"""
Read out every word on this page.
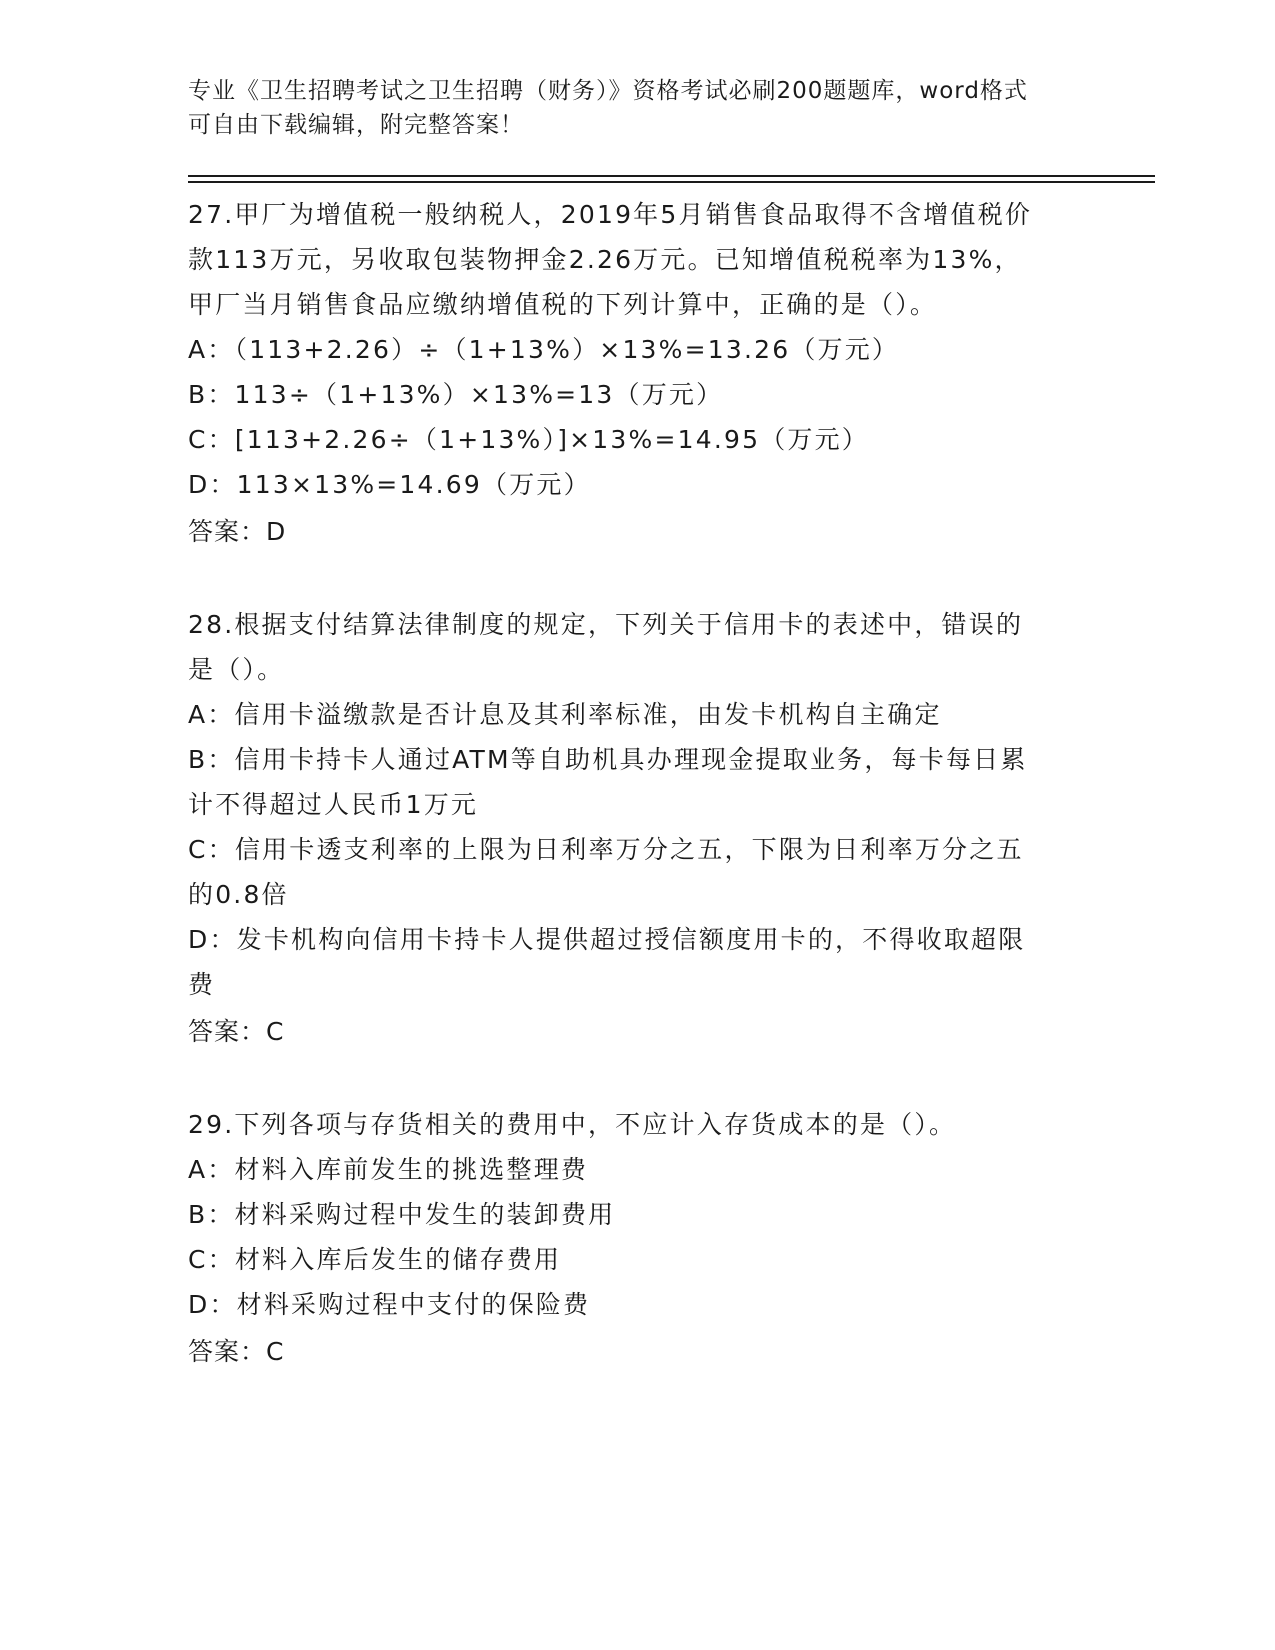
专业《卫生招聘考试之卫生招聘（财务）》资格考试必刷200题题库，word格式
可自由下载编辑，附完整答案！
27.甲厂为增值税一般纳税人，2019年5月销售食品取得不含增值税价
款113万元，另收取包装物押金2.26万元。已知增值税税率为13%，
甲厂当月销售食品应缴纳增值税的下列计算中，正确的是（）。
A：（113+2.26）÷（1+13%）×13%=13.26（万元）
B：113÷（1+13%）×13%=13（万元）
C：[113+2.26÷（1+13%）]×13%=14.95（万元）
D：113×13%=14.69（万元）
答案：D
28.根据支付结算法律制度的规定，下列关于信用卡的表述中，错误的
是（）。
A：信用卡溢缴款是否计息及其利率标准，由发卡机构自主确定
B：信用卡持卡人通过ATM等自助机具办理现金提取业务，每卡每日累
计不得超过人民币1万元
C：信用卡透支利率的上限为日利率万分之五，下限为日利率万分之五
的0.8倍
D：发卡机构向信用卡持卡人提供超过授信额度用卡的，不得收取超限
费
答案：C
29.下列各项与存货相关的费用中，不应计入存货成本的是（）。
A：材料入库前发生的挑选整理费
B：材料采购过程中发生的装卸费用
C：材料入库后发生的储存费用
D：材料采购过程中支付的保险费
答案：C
"""
"""
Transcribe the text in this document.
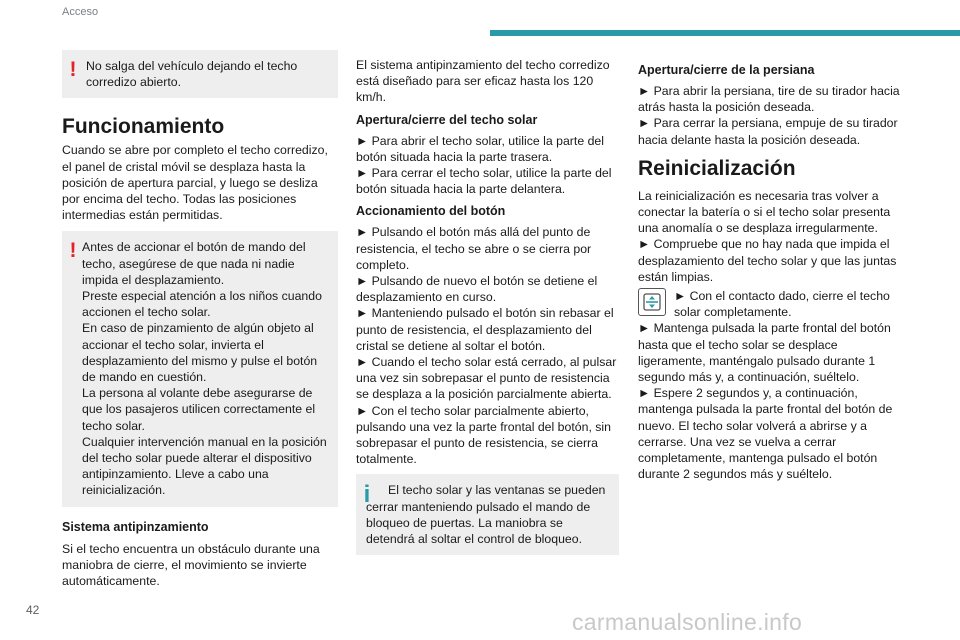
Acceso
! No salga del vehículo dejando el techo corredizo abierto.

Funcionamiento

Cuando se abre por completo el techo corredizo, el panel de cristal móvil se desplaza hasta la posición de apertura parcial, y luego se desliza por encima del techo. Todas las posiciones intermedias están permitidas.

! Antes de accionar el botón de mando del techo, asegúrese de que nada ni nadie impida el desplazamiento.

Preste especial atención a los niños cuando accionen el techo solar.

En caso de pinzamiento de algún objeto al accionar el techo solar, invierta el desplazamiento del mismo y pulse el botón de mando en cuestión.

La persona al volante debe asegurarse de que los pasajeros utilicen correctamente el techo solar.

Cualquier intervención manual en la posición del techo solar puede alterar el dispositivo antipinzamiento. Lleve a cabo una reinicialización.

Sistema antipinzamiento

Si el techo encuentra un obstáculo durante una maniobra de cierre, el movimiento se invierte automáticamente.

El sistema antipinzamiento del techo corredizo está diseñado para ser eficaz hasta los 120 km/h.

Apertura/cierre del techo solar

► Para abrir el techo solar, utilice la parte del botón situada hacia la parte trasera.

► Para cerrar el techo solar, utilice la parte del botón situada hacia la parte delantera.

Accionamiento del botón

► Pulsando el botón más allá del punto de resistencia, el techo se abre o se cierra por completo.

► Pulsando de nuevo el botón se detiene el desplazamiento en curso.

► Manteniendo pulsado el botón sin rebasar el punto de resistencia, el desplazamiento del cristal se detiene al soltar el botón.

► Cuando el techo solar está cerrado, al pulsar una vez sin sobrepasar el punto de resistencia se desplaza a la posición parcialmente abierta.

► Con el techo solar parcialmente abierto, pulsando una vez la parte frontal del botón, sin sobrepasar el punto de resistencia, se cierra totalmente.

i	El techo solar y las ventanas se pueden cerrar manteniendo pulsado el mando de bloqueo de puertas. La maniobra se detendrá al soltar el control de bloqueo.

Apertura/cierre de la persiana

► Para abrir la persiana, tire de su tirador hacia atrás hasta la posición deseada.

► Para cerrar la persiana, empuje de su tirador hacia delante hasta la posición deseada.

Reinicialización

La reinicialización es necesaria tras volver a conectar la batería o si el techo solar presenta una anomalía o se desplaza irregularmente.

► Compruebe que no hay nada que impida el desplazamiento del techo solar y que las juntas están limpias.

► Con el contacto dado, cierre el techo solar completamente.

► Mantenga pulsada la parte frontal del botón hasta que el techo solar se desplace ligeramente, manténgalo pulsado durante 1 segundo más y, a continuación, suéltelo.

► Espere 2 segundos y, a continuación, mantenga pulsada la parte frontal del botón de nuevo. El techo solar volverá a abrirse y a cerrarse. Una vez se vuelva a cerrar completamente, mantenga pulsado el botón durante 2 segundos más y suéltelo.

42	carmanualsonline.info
"""
* GOAL OF THE EXERCISE: Tally every line of the data that holds the word "están" and write the count alone.

* SOLUTION TO THIS PROBLEM: 2